Start of ENTRIES SHOWN

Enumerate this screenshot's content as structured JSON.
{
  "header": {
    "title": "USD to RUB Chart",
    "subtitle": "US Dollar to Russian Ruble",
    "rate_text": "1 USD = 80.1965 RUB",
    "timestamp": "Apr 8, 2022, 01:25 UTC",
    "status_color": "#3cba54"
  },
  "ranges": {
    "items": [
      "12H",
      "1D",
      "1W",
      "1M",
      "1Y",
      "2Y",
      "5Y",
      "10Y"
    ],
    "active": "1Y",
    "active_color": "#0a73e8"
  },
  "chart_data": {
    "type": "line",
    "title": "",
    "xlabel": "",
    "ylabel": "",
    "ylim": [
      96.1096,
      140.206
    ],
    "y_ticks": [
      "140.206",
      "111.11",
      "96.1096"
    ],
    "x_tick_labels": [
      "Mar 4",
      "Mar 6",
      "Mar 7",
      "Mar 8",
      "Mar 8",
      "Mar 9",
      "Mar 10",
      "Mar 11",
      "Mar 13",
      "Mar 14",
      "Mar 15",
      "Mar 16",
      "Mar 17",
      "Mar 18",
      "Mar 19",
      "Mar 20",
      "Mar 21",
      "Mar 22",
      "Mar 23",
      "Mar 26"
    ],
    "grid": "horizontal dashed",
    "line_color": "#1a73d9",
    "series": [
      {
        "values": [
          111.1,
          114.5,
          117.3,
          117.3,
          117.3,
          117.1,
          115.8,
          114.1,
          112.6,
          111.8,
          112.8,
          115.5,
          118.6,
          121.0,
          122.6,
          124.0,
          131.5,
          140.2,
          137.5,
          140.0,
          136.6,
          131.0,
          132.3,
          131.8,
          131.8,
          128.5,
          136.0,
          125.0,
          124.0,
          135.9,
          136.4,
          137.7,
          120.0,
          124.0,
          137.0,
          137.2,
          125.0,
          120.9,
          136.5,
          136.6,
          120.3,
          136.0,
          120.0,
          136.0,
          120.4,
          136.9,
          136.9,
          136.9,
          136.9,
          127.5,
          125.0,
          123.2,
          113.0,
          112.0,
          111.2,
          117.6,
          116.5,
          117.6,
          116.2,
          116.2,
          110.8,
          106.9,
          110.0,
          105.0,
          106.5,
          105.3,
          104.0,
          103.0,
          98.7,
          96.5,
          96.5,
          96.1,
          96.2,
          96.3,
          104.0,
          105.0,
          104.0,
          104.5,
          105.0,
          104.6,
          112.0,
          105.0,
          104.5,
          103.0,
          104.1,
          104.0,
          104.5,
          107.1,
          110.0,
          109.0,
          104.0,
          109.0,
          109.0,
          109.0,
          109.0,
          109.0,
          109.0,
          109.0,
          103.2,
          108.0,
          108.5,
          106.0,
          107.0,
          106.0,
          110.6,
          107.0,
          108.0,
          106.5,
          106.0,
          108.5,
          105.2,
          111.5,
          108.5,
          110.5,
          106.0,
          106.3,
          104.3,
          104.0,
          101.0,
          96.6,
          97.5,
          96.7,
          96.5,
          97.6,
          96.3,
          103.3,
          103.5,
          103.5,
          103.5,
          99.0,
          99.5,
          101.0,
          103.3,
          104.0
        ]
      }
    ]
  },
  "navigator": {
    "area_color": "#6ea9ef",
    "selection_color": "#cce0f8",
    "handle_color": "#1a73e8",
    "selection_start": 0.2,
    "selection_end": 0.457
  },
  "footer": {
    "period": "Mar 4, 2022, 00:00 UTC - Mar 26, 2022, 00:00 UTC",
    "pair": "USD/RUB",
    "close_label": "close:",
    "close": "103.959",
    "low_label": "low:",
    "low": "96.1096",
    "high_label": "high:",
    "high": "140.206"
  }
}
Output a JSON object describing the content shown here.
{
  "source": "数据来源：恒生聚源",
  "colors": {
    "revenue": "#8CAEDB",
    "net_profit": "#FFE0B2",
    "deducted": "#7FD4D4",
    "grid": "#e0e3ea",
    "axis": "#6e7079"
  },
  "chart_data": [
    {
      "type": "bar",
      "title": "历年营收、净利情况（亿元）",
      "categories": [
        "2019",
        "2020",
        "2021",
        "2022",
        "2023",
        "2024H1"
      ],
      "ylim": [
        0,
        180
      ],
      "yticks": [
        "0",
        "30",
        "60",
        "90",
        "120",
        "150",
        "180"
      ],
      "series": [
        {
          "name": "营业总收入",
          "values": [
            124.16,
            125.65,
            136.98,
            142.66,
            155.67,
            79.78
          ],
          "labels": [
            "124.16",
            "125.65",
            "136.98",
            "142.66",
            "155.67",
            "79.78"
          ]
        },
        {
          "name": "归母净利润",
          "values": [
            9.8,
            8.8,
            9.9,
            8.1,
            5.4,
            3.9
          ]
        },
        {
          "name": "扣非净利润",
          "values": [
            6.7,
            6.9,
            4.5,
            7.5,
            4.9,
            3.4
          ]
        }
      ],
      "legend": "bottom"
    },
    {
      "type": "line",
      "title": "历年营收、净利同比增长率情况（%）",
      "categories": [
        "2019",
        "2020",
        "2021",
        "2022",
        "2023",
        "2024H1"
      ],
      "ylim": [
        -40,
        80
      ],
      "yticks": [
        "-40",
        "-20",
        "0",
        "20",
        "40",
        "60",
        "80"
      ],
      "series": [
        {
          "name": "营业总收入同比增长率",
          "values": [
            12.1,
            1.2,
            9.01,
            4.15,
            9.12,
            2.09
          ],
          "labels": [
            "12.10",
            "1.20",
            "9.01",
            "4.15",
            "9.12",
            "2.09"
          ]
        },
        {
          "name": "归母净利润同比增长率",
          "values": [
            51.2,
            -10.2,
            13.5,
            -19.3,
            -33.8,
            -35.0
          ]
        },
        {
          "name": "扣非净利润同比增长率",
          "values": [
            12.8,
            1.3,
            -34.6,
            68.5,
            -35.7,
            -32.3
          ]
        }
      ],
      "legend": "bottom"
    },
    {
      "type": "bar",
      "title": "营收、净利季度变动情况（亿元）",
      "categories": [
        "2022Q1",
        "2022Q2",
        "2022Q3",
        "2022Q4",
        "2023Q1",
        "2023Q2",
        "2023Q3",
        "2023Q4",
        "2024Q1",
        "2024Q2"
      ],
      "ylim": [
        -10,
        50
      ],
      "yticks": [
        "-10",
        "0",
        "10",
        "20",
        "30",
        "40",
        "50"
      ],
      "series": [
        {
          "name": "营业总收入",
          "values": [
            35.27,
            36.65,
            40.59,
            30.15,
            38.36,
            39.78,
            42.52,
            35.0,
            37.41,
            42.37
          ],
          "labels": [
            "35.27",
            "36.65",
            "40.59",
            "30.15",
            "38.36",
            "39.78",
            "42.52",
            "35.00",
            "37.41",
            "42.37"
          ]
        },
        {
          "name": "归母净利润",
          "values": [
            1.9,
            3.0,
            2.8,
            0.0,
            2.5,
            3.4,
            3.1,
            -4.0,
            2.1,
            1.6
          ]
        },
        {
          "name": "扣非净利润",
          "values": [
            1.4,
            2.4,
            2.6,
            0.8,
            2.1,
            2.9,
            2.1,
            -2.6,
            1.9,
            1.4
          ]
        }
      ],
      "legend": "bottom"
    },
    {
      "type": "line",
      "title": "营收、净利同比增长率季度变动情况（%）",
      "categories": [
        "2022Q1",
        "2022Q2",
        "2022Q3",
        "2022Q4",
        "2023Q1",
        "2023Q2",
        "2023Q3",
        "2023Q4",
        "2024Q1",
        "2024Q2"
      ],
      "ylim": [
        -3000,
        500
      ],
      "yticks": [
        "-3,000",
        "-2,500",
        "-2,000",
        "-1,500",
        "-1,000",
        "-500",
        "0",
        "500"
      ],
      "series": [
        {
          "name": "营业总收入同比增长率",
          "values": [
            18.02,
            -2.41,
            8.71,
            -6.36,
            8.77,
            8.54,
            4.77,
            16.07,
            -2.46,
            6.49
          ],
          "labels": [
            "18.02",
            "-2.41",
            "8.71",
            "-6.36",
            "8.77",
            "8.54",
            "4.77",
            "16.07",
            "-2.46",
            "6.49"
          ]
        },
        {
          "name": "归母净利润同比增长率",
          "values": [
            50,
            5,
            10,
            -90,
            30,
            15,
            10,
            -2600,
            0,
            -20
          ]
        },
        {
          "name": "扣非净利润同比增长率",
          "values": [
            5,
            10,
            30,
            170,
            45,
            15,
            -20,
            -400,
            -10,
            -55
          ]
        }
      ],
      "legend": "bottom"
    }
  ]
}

End of ENTRIES SHOWN

BRIEF: Lines containing the word "content" are to be counted in the listing; state their number alone.

RESULT OF THIS TASK: 2